» **Request**: Wherever the word "我赞美白杨树" appears in a line, copy that line.

» **Material**:
↓

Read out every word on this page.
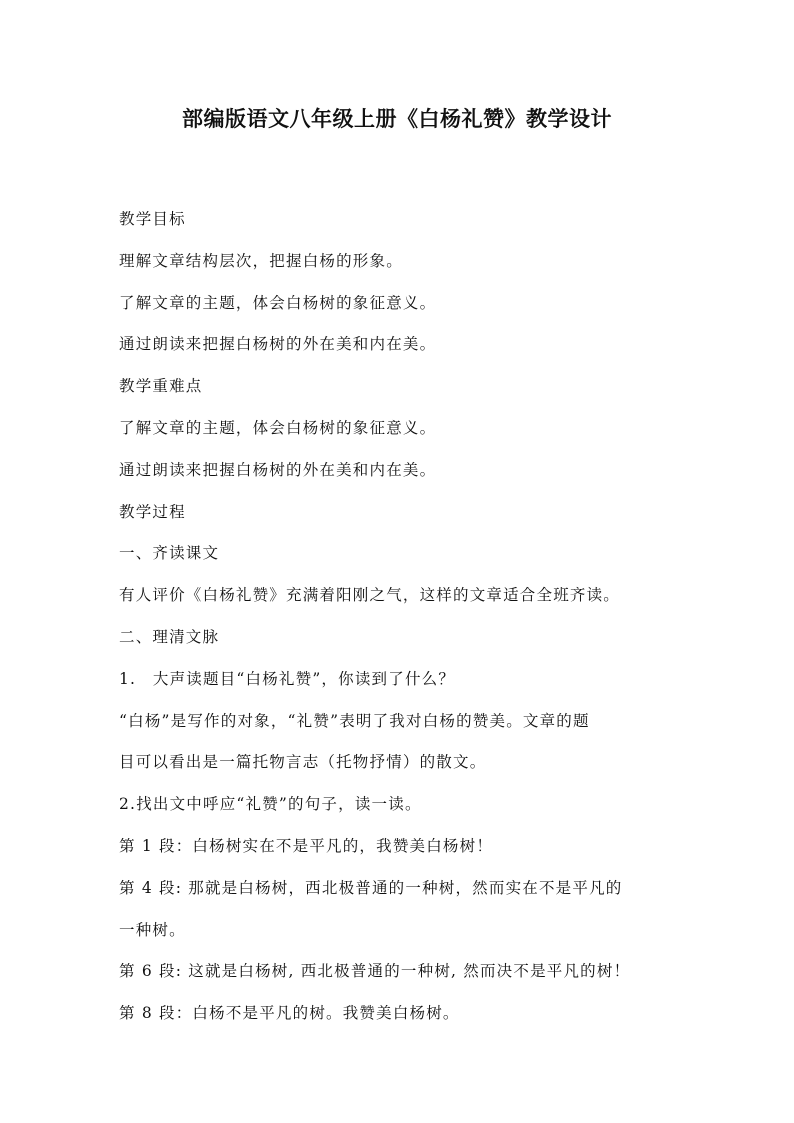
部编版语文八年级上册《白杨礼赞》教学设计
教学目标
理解文章结构层次，把握白杨的形象。
了解文章的主题，体会白杨树的象征意义。
通过朗读来把握白杨树的外在美和内在美。
教学重难点
了解文章的主题，体会白杨树的象征意义。
通过朗读来把握白杨树的外在美和内在美。
教学过程
一、齐读课文
有人评价《白杨礼赞》充满着阳刚之气，这样的文章适合全班齐读。
二、理清文脉
1.　大声读题目“白杨礼赞”，你读到了什么？
“白杨”是写作的对象，“礼赞”表明了我对白杨的赞美。文章的题
目可以看出是一篇托物言志（托物抒情）的散文。
2.找出文中呼应“礼赞”的句子，读一读。
第 1 段：白杨树实在不是平凡的，我赞美白杨树！
第 4 段: 那就是白杨树，西北极普通的一种树，然而实在不是平凡的
一种树。
第 6 段: 这就是白杨树, 西北极普通的一种树, 然而决不是平凡的树！
第 8 段：白杨不是平凡的树。我赞美白杨树。
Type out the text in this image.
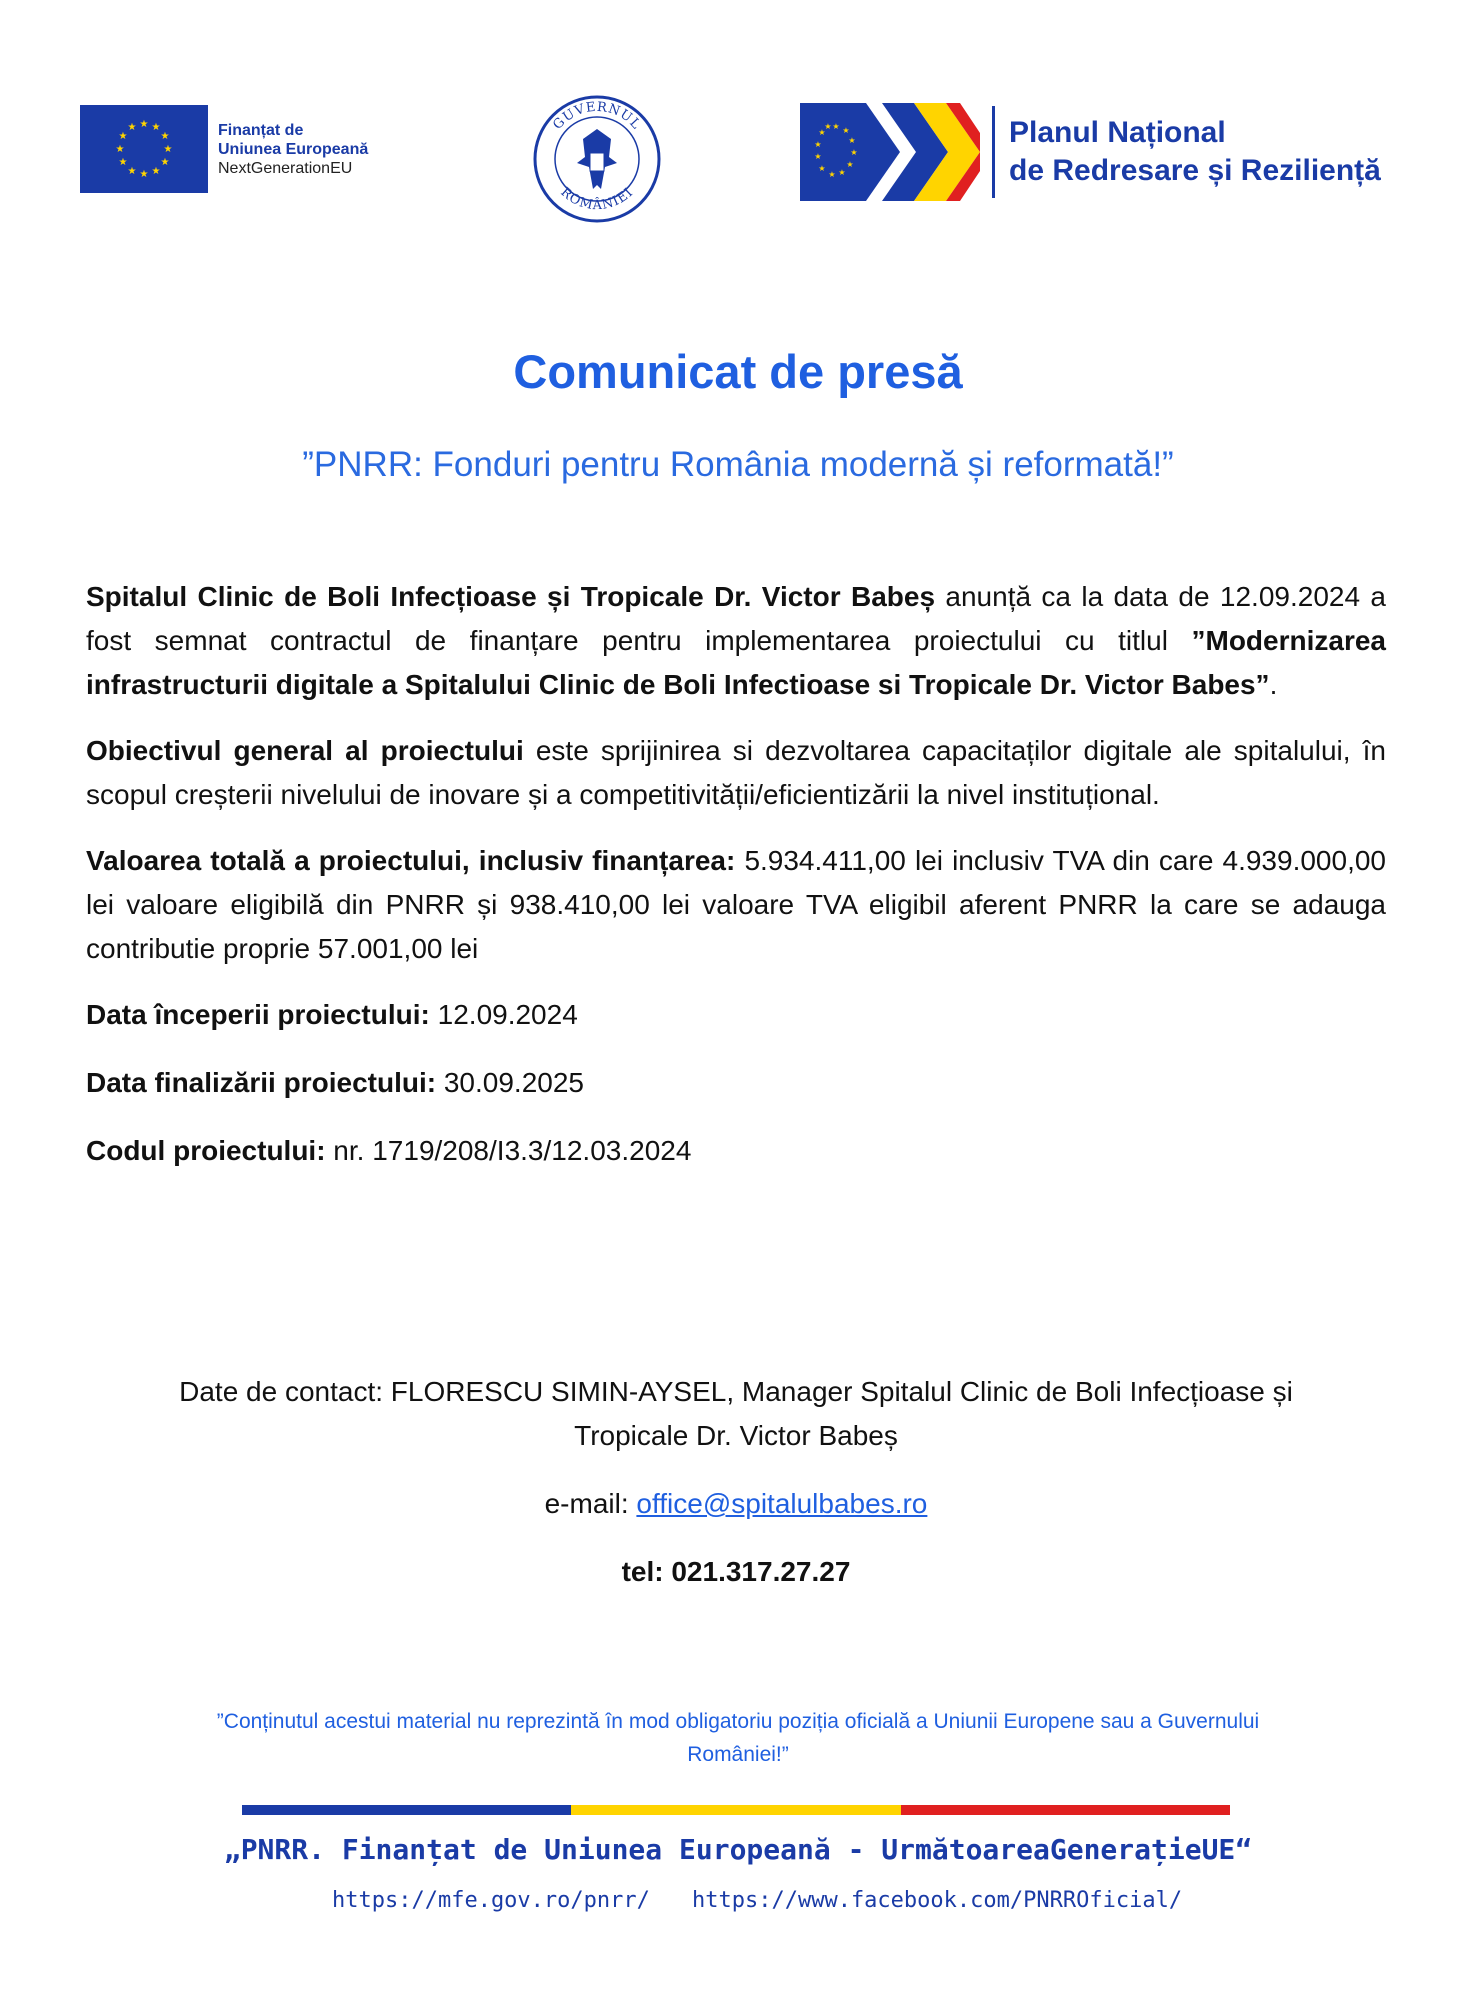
★ ★
★
★
★
★
★
★
★
★
★
★	Finanțat de
Uniunea Europeană
NextGenerationEU
GUVERNUL
ROMÂNIEI
★ ★
★
★
★
★
★
★
★
★
★
★	Planul Național
de Redresare și Reziliență
Comunicat de presă
”PNRR: Fonduri pentru România modernă și reformată!”

Spitalul Clinic de Boli Infecțioase și Tropicale Dr. Victor Babeș anunță ca la data de 12.09.2024 a fost semnat contractul de finanțare pentru implementarea proiectului cu titlul ”Modernizarea infrastructurii digitale a Spitalului Clinic de Boli Infectioase si Tropicale Dr. Victor Babes”.

Obiectivul general al proiectului este sprijinirea si dezvoltarea capacitaților digitale ale spitalului, în scopul creșterii nivelului de inovare și a competitivității/eficientizării la nivel instituțional.

Valoarea totală a proiectului, inclusiv finanțarea: 5.934.411,00 lei inclusiv TVA din care 4.939.000,00 lei valoare eligibilă din PNRR și 938.410,00 lei valoare TVA eligibil aferent PNRR la care se adauga contributie proprie 57.001,00 lei

Data începerii proiectului: 12.09.2024

Data finalizării proiectului: 30.09.2025

Codul proiectului: nr. 1719/208/I3.3/12.03.2024

Date de contact: FLORESCU SIMIN-AYSEL, Manager Spitalul Clinic de Boli Infecțioase și
Tropicale Dr. Victor Babeș

e-mail: office@spitalulbabes.ro

tel: 021.317.27.27

”Conținutul acestui material nu reprezintă în mod obligatoriu poziția oficială a Uniunii Europene sau a Guvernului
României!”
„PNRR. Finanțat de Uniunea Europeană - UrmătoareaGenerațieUE“
https://mfe.gov.ro/pnrr/ https://www.facebook.com/PNRROficial/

↑

» **Complete answer**:
第 1 段：白杨树实在不是平凡的，我赞美白杨树！
第 8 段：白杨不是平凡的树。我赞美白杨树。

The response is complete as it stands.